> **Given text**:

* * * * * * * * *

He agrees to wear a grand total of two pairs of shorts. Shorts. They are long shorts, the longest I could find in the bottom of the box of summer stuff in his closet. When we go outside I require snowboots and socks that he allows me to pull up under the legs of the shorts, and that he pushes down the instant his butt hits the carseat. He does, however, pull them up of his own accord before we get out of the van. As you can imagine, there being only two pairs, the shorts are often dirty. Today I washed one of the pairs out in the sink and dried them on the heater, and then the last bit with the hairdryer (oh what a sweet mama I am), so they'd be ready for bedtime.

* * * * * * * * *

> **Exercise set**:
A - In the shorts passage, how were the washed shorts dried?
B - Continue the shorts passage from its last sentence.
The listing that comes next has no connection to the shorts passage.

(Extracted records)

* * * * * * * * *

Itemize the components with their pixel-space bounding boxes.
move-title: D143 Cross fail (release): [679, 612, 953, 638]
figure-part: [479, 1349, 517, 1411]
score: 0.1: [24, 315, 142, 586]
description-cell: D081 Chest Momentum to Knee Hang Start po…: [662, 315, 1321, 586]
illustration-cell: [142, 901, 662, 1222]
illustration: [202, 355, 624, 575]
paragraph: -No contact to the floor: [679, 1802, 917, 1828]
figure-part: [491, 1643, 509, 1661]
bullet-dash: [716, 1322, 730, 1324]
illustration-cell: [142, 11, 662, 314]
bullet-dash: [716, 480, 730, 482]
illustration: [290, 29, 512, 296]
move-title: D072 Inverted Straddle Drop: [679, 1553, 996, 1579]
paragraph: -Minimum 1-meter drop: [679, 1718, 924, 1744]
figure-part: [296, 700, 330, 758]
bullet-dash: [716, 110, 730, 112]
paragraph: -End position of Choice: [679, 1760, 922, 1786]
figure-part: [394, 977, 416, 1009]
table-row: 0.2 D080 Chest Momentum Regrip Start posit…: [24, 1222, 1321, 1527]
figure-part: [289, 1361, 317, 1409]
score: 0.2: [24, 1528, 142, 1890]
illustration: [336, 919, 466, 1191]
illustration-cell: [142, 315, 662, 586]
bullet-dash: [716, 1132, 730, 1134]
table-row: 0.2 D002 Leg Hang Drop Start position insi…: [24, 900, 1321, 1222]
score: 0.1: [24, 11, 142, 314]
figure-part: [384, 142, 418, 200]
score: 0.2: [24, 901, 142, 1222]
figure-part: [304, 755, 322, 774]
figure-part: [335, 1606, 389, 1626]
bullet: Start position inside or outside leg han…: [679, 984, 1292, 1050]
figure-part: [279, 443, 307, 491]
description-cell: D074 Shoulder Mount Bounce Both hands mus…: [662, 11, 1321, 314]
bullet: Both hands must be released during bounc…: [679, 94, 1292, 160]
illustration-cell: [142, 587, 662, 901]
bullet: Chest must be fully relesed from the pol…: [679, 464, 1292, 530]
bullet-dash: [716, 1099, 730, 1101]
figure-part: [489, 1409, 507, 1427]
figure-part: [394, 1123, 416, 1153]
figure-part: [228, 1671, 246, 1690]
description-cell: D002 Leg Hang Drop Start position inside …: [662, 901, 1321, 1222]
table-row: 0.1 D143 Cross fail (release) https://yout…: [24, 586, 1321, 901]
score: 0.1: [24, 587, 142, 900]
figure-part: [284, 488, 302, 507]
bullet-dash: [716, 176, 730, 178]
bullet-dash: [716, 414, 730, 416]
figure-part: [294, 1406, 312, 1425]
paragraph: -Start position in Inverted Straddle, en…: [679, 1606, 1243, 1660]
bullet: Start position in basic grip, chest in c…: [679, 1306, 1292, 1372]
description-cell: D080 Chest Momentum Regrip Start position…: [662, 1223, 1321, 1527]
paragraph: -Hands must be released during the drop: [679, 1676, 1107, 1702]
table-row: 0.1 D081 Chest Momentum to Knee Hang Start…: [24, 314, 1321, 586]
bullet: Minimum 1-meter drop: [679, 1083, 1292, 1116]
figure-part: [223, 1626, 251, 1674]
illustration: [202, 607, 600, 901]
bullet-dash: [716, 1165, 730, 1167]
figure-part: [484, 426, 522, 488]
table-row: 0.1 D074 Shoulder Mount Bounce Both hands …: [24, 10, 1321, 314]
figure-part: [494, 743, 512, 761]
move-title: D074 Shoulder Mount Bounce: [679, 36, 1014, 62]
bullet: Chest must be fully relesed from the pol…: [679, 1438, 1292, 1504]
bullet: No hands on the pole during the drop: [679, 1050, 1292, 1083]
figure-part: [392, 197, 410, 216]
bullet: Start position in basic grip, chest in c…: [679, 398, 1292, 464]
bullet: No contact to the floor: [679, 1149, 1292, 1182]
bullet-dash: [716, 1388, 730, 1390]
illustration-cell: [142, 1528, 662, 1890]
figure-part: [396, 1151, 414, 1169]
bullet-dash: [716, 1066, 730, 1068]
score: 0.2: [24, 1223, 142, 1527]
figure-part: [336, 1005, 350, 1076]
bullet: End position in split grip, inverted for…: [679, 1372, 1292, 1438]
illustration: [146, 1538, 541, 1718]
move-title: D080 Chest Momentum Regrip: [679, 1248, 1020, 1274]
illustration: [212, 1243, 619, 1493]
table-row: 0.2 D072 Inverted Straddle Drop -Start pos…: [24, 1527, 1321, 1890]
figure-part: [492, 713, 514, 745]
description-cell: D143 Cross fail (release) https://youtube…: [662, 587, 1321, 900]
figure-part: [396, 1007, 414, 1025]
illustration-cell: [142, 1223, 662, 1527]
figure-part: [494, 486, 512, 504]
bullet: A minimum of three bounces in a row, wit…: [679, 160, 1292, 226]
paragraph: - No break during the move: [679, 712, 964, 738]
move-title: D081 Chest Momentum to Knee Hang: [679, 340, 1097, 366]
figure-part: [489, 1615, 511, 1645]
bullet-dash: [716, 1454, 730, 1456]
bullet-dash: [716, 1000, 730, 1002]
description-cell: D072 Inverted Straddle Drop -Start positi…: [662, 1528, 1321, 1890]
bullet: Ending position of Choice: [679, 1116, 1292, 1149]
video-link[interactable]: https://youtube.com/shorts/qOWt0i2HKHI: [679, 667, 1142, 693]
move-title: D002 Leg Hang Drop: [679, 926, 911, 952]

* * * * * * * * *

> **Task results**:
A - They were dried on the heater, and then the last bit with the hairdryer.

B -
And he found a pair of his now-too-small shoes in a stack of things I've been meaning to ebay, and he insists on wearing them all the time. Even to bed. (I've actually finally won that battle. Score one for mom! No shoes in bed anymore, but he does put them right beside the bed so they'll be there in the morning, or, I assume, if he wakes in the night and needs to glance down to reassure himself of the steadiness of the universe.) Although he wears his snowboots outside (spiderman, light up when walking, bought in desperation at Target months ago when he was refusing to wear his perfectly acceptable blue ones), I often have to carry the too small old shoes with me in my bag so he can change into them when he gets where we're going, like our friend Sophia's house or the kid area at the gym. And if dad's home, he can skip the snowboots all together, because he convinces dad to carry him to and from the car. Which his dad agrees to do. Again, whatever.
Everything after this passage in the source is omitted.